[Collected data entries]
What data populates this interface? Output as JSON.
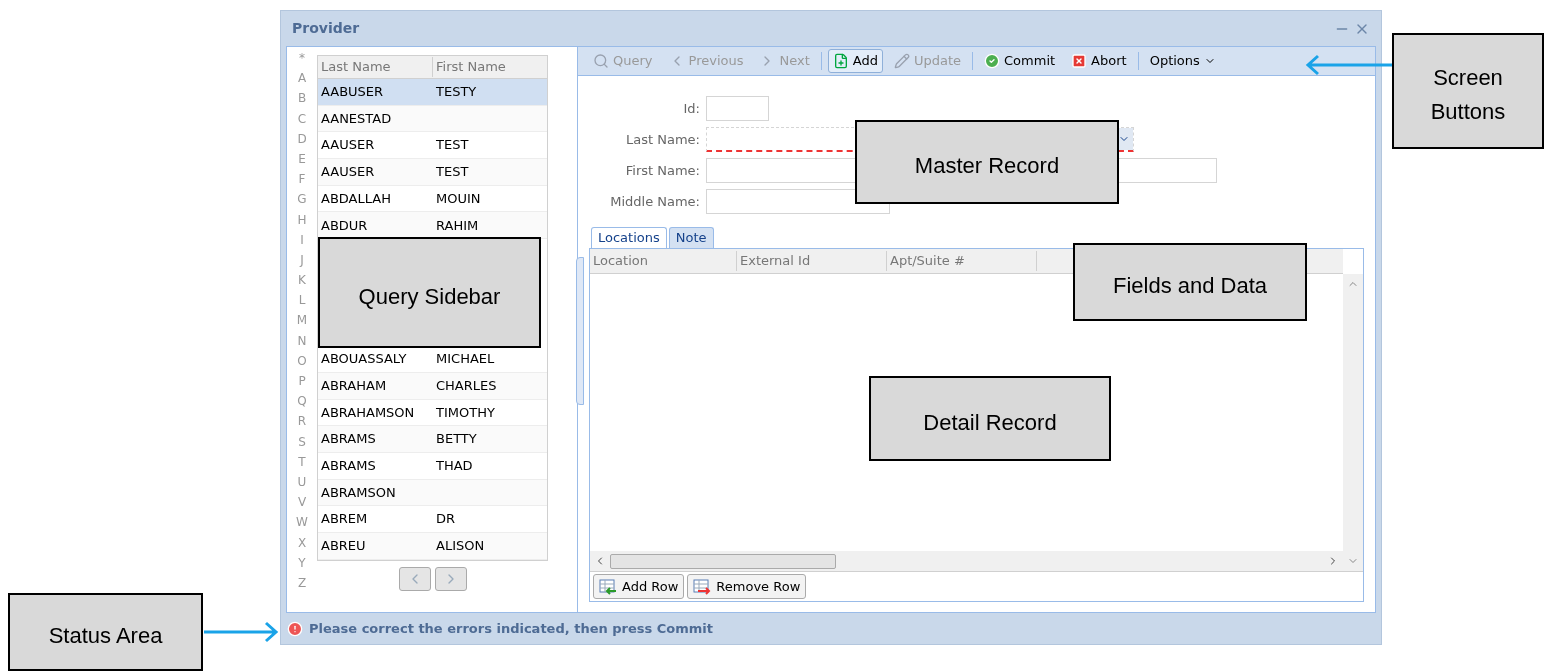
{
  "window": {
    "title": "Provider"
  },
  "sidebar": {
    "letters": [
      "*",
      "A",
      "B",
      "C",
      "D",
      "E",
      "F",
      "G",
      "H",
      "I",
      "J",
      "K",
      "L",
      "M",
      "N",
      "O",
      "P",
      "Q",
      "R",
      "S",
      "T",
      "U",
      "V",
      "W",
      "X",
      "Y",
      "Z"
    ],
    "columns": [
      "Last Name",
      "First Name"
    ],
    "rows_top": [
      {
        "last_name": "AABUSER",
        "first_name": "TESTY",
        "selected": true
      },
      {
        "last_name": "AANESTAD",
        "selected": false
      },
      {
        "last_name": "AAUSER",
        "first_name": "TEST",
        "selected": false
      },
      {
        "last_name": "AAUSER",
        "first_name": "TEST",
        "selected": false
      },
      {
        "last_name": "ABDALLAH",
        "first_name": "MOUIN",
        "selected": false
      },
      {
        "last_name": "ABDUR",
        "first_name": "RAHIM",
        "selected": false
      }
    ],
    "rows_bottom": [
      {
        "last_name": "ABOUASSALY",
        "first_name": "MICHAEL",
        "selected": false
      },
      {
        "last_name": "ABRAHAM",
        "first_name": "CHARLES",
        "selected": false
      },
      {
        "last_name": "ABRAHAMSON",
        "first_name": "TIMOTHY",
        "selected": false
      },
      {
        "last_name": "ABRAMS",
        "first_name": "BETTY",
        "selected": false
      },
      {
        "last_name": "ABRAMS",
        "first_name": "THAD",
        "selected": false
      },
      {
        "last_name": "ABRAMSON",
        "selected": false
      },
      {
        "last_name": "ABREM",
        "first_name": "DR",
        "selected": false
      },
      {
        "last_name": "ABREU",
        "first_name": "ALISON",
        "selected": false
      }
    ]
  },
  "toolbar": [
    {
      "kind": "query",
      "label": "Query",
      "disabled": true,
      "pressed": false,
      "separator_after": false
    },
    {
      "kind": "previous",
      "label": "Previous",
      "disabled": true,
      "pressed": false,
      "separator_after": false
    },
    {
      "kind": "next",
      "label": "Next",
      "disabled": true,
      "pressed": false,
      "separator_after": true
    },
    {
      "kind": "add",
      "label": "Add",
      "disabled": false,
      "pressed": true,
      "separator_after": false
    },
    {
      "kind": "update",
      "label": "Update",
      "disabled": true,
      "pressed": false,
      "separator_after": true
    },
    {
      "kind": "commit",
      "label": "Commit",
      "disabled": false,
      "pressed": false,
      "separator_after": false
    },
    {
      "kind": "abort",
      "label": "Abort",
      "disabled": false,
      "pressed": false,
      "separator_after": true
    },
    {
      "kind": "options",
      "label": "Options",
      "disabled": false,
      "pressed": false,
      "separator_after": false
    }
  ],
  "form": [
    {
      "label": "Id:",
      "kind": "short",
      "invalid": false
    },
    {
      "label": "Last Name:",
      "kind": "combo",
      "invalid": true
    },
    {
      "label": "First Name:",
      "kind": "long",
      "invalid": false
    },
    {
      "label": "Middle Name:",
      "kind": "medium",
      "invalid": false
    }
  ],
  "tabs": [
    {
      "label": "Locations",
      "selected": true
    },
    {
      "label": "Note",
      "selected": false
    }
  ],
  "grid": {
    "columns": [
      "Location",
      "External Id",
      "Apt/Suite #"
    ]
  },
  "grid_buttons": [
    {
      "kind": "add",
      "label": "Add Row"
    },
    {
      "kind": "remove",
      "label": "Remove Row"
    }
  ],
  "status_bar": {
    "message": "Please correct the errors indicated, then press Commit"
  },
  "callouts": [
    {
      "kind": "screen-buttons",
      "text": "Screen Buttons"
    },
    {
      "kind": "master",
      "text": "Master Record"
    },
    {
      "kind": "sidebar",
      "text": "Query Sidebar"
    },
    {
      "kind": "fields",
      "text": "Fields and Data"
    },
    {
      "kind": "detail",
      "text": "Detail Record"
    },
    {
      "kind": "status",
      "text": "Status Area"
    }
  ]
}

> WHAT THE TASK REQUIRES: Quote the material exactly. Pictures stay out.

> RESULT BELOW:
What data populates this interface? Output as JSON.
{
  "window": {
    "title": "Provider"
  },
  "sidebar": {
    "letters": [
      "*",
      "A",
      "B",
      "C",
      "D",
      "E",
      "F",
      "G",
      "H",
      "I",
      "J",
      "K",
      "L",
      "M",
      "N",
      "O",
      "P",
      "Q",
      "R",
      "S",
      "T",
      "U",
      "V",
      "W",
      "X",
      "Y",
      "Z"
    ],
    "columns": [
      "Last Name",
      "First Name"
    ],
    "rows_top": [
      {
        "last_name": "AABUSER",
        "first_name": "TESTY",
        "selected": true
      },
      {
        "last_name": "AANESTAD",
        "selected": false
      },
      {
        "last_name": "AAUSER",
        "first_name": "TEST",
        "selected": false
      },
      {
        "last_name": "AAUSER",
        "first_name": "TEST",
        "selected": false
      },
      {
        "last_name": "ABDALLAH",
        "first_name": "MOUIN",
        "selected": false
      },
      {
        "last_name": "ABDUR",
        "first_name": "RAHIM",
        "selected": false
      }
    ],
    "rows_bottom": [
      {
        "last_name": "ABOUASSALY",
        "first_name": "MICHAEL",
        "selected": false
      },
      {
        "last_name": "ABRAHAM",
        "first_name": "CHARLES",
        "selected": false
      },
      {
        "last_name": "ABRAHAMSON",
        "first_name": "TIMOTHY",
        "selected": false
      },
      {
        "last_name": "ABRAMS",
        "first_name": "BETTY",
        "selected": false
      },
      {
        "last_name": "ABRAMS",
        "first_name": "THAD",
        "selected": false
      },
      {
        "last_name": "ABRAMSON",
        "selected": false
      },
      {
        "last_name": "ABREM",
        "first_name": "DR",
        "selected": false
      },
      {
        "last_name": "ABREU",
        "first_name": "ALISON",
        "selected": false
      }
    ]
  },
  "toolbar": [
    {
      "kind": "query",
      "label": "Query",
      "disabled": true,
      "pressed": false,
      "separator_after": false
    },
    {
      "kind": "previous",
      "label": "Previous",
      "disabled": true,
      "pressed": false,
      "separator_after": false
    },
    {
      "kind": "next",
      "label": "Next",
      "disabled": true,
      "pressed": false,
      "separator_after": true
    },
    {
      "kind": "add",
      "label": "Add",
      "disabled": false,
      "pressed": true,
      "separator_after": false
    },
    {
      "kind": "update",
      "label": "Update",
      "disabled": true,
      "pressed": false,
      "separator_after": true
    },
    {
      "kind": "commit",
      "label": "Commit",
      "disabled": false,
      "pressed": false,
      "separator_after": false
    },
    {
      "kind": "abort",
      "label": "Abort",
      "disabled": false,
      "pressed": false,
      "separator_after": true
    },
    {
      "kind": "options",
      "label": "Options",
      "disabled": false,
      "pressed": false,
      "separator_after": false
    }
  ],
  "form": [
    {
      "label": "Id:",
      "kind": "short",
      "invalid": false
    },
    {
      "label": "Last Name:",
      "kind": "combo",
      "invalid": true
    },
    {
      "label": "First Name:",
      "kind": "long",
      "invalid": false
    },
    {
      "label": "Middle Name:",
      "kind": "medium",
      "invalid": false
    }
  ],
  "tabs": [
    {
      "label": "Locations",
      "selected": true
    },
    {
      "label": "Note",
      "selected": false
    }
  ],
  "grid": {
    "columns": [
      "Location",
      "External Id",
      "Apt/Suite #"
    ]
  },
  "grid_buttons": [
    {
      "kind": "add",
      "label": "Add Row"
    },
    {
      "kind": "remove",
      "label": "Remove Row"
    }
  ],
  "status_bar": {
    "message": "Please correct the errors indicated, then press Commit"
  },
  "callouts": [
    {
      "kind": "screen-buttons",
      "text": "Screen Buttons"
    },
    {
      "kind": "master",
      "text": "Master Record"
    },
    {
      "kind": "sidebar",
      "text": "Query Sidebar"
    },
    {
      "kind": "fields",
      "text": "Fields and Data"
    },
    {
      "kind": "detail",
      "text": "Detail Record"
    },
    {
      "kind": "status",
      "text": "Status Area"
    }
  ]
}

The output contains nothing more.